Written exercise:
Repeat all of the data precisely.

[Data excerpts]
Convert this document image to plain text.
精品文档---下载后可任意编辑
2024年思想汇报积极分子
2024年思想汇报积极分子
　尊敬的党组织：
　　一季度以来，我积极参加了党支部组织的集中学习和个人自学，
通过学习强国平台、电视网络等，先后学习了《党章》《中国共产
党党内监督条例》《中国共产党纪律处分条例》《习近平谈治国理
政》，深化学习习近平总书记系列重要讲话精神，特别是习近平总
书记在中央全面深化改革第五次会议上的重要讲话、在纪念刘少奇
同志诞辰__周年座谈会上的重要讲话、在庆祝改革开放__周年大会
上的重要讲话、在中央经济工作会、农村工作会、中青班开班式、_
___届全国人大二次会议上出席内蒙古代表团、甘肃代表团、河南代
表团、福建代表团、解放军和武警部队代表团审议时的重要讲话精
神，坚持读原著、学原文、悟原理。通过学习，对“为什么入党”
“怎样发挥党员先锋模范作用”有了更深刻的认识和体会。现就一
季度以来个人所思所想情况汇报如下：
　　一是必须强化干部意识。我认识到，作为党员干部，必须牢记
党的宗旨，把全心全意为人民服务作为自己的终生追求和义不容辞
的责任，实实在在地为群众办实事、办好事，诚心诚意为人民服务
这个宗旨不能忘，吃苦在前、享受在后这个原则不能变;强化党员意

Answer to this task:
Convert this document image to plain text.
精品文档---下载后可任意编辑
2024年思想汇报积极分子
2024年思想汇报积极分子
　尊敬的党组织：
　　一季度以来，我积极参加了党支部组织的集中学习和个人自学，
通过学习强国平台、电视网络等，先后学习了《党章》《中国共产
党党内监督条例》《中国共产党纪律处分条例》《习近平谈治国理
政》，深化学习习近平总书记系列重要讲话精神，特别是习近平总
书记在中央全面深化改革第五次会议上的重要讲话、在纪念刘少奇
同志诞辰__周年座谈会上的重要讲话、在庆祝改革开放__周年大会
上的重要讲话、在中央经济工作会、农村工作会、中青班开班式、_
___届全国人大二次会议上出席内蒙古代表团、甘肃代表团、河南代
表团、福建代表团、解放军和武警部队代表团审议时的重要讲话精
神，坚持读原著、学原文、悟原理。通过学习，对“为什么入党”
“怎样发挥党员先锋模范作用”有了更深刻的认识和体会。现就一
季度以来个人所思所想情况汇报如下：
　　一是必须强化干部意识。我认识到，作为党员干部，必须牢记
党的宗旨，把全心全意为人民服务作为自己的终生追求和义不容辞
的责任，实实在在地为群众办实事、办好事，诚心诚意为人民服务
这个宗旨不能忘，吃苦在前、享受在后这个原则不能变;强化党员意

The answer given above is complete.